-- Start of DATA SUPPLIED --

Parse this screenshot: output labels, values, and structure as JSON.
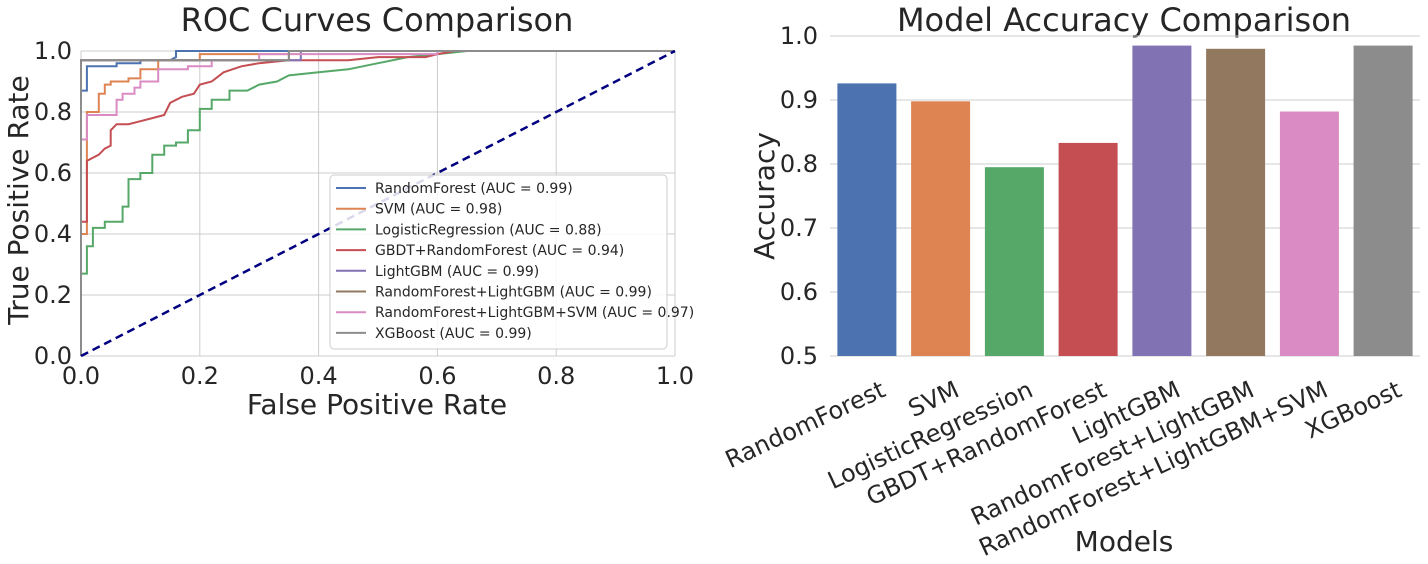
{
  "chart_data": [
    {
      "type": "line",
      "title": "ROC Curves Comparison",
      "xlabel": "False Positive Rate",
      "ylabel": "True Positive Rate",
      "xlim": [
        0.0,
        1.0
      ],
      "ylim": [
        0.0,
        1.0
      ],
      "xticks": [
        "0.0",
        "0.2",
        "0.4",
        "0.6",
        "0.8",
        "1.0"
      ],
      "yticks": [
        "0.0",
        "0.2",
        "0.4",
        "0.6",
        "0.8",
        "1.0"
      ],
      "grid": true,
      "legend_position": "lower-right",
      "series": [
        {
          "name": "RandomForest (AUC = 0.99)",
          "color": "#4c72b0",
          "points": [
            [
              0,
              0
            ],
            [
              0,
              0.87
            ],
            [
              0.01,
              0.87
            ],
            [
              0.01,
              0.95
            ],
            [
              0.06,
              0.95
            ],
            [
              0.06,
              0.96
            ],
            [
              0.1,
              0.96
            ],
            [
              0.1,
              0.97
            ],
            [
              0.15,
              0.97
            ],
            [
              0.16,
              0.98
            ],
            [
              0.16,
              1.0
            ],
            [
              1,
              1
            ]
          ]
        },
        {
          "name": "SVM (AUC = 0.98)",
          "color": "#dd8452",
          "points": [
            [
              0,
              0
            ],
            [
              0,
              0.4
            ],
            [
              0.01,
              0.4
            ],
            [
              0.01,
              0.8
            ],
            [
              0.03,
              0.8
            ],
            [
              0.03,
              0.86
            ],
            [
              0.04,
              0.86
            ],
            [
              0.04,
              0.89
            ],
            [
              0.05,
              0.89
            ],
            [
              0.05,
              0.9
            ],
            [
              0.08,
              0.9
            ],
            [
              0.08,
              0.91
            ],
            [
              0.1,
              0.91
            ],
            [
              0.1,
              0.94
            ],
            [
              0.13,
              0.94
            ],
            [
              0.13,
              0.97
            ],
            [
              0.2,
              0.97
            ],
            [
              0.2,
              0.99
            ],
            [
              0.35,
              0.99
            ],
            [
              0.35,
              1.0
            ],
            [
              1,
              1
            ]
          ]
        },
        {
          "name": "LogisticRegression (AUC = 0.88)",
          "color": "#55a868",
          "points": [
            [
              0,
              0
            ],
            [
              0,
              0.27
            ],
            [
              0.01,
              0.27
            ],
            [
              0.01,
              0.36
            ],
            [
              0.02,
              0.36
            ],
            [
              0.02,
              0.42
            ],
            [
              0.04,
              0.42
            ],
            [
              0.04,
              0.44
            ],
            [
              0.07,
              0.44
            ],
            [
              0.07,
              0.49
            ],
            [
              0.08,
              0.49
            ],
            [
              0.08,
              0.58
            ],
            [
              0.1,
              0.58
            ],
            [
              0.1,
              0.6
            ],
            [
              0.12,
              0.6
            ],
            [
              0.12,
              0.66
            ],
            [
              0.14,
              0.66
            ],
            [
              0.14,
              0.69
            ],
            [
              0.16,
              0.69
            ],
            [
              0.16,
              0.7
            ],
            [
              0.18,
              0.7
            ],
            [
              0.18,
              0.74
            ],
            [
              0.2,
              0.74
            ],
            [
              0.2,
              0.81
            ],
            [
              0.22,
              0.81
            ],
            [
              0.22,
              0.84
            ],
            [
              0.25,
              0.84
            ],
            [
              0.25,
              0.87
            ],
            [
              0.28,
              0.87
            ],
            [
              0.3,
              0.89
            ],
            [
              0.33,
              0.9
            ],
            [
              0.35,
              0.92
            ],
            [
              0.4,
              0.93
            ],
            [
              0.45,
              0.94
            ],
            [
              0.5,
              0.96
            ],
            [
              0.55,
              0.98
            ],
            [
              0.6,
              0.99
            ],
            [
              0.65,
              1.0
            ],
            [
              1,
              1
            ]
          ]
        },
        {
          "name": "GBDT+RandomForest (AUC = 0.94)",
          "color": "#c44e52",
          "points": [
            [
              0,
              0
            ],
            [
              0,
              0.44
            ],
            [
              0.01,
              0.44
            ],
            [
              0.01,
              0.64
            ],
            [
              0.03,
              0.66
            ],
            [
              0.04,
              0.68
            ],
            [
              0.05,
              0.69
            ],
            [
              0.05,
              0.74
            ],
            [
              0.06,
              0.76
            ],
            [
              0.08,
              0.76
            ],
            [
              0.1,
              0.77
            ],
            [
              0.12,
              0.78
            ],
            [
              0.14,
              0.79
            ],
            [
              0.15,
              0.83
            ],
            [
              0.17,
              0.85
            ],
            [
              0.19,
              0.86
            ],
            [
              0.2,
              0.89
            ],
            [
              0.22,
              0.9
            ],
            [
              0.24,
              0.93
            ],
            [
              0.27,
              0.95
            ],
            [
              0.3,
              0.96
            ],
            [
              0.35,
              0.97
            ],
            [
              0.45,
              0.97
            ],
            [
              0.5,
              0.98
            ],
            [
              0.58,
              0.98
            ],
            [
              0.6,
              0.99
            ],
            [
              0.63,
              1.0
            ],
            [
              1,
              1
            ]
          ]
        },
        {
          "name": "LightGBM (AUC = 0.99)",
          "color": "#8172b3",
          "points": [
            [
              0,
              0
            ],
            [
              0,
              0.97
            ],
            [
              0.37,
              0.97
            ],
            [
              0.37,
              1.0
            ],
            [
              1,
              1
            ]
          ]
        },
        {
          "name": "RandomForest+LightGBM (AUC = 0.99)",
          "color": "#937860",
          "points": [
            [
              0,
              0
            ],
            [
              0,
              0.97
            ],
            [
              0.35,
              0.97
            ],
            [
              0.35,
              1.0
            ],
            [
              1,
              1
            ]
          ]
        },
        {
          "name": "RandomForest+LightGBM+SVM (AUC = 0.97)",
          "color": "#da8bc3",
          "points": [
            [
              0,
              0
            ],
            [
              0,
              0.71
            ],
            [
              0.01,
              0.71
            ],
            [
              0.01,
              0.79
            ],
            [
              0.06,
              0.79
            ],
            [
              0.06,
              0.84
            ],
            [
              0.07,
              0.84
            ],
            [
              0.07,
              0.86
            ],
            [
              0.09,
              0.86
            ],
            [
              0.09,
              0.88
            ],
            [
              0.1,
              0.88
            ],
            [
              0.1,
              0.9
            ],
            [
              0.13,
              0.9
            ],
            [
              0.13,
              0.94
            ],
            [
              0.18,
              0.94
            ],
            [
              0.18,
              0.95
            ],
            [
              0.2,
              0.95
            ],
            [
              0.22,
              0.95
            ],
            [
              0.22,
              0.97
            ],
            [
              0.3,
              0.97
            ],
            [
              0.3,
              0.99
            ],
            [
              0.6,
              0.99
            ],
            [
              0.6,
              1.0
            ],
            [
              1,
              1
            ]
          ]
        },
        {
          "name": "XGBoost (AUC = 0.99)",
          "color": "#8c8c8c",
          "points": [
            [
              0,
              0
            ],
            [
              0,
              0.97
            ],
            [
              0.35,
              0.97
            ],
            [
              0.35,
              1.0
            ],
            [
              1,
              1
            ]
          ]
        }
      ],
      "diagonal": {
        "color": "#000080",
        "points": [
          [
            0,
            0
          ],
          [
            1,
            1
          ]
        ]
      }
    },
    {
      "type": "bar",
      "title": "Model Accuracy Comparison",
      "xlabel": "Models",
      "ylabel": "Accuracy",
      "ylim": [
        0.5,
        1.0
      ],
      "yticks": [
        "0.5",
        "0.6",
        "0.7",
        "0.8",
        "0.9",
        "1.0"
      ],
      "grid": true,
      "categories": [
        "RandomForest",
        "SVM",
        "LogisticRegression",
        "GBDT+RandomForest",
        "LightGBM",
        "RandomForest+LightGBM",
        "RandomForest+LightGBM+SVM",
        "XGBoost"
      ],
      "values": [
        0.926,
        0.898,
        0.795,
        0.833,
        0.985,
        0.98,
        0.882,
        0.985
      ],
      "colors": [
        "#4c72b0",
        "#dd8452",
        "#55a868",
        "#c44e52",
        "#8172b3",
        "#937860",
        "#da8bc3",
        "#8c8c8c"
      ]
    }
  ]
}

-- End of DATA SUPPLIED --

WHAT YOU NEED TO DO — From the records above, report the count of lines containing "LogisticRegression" and nothing more.

TASK RESULT — 2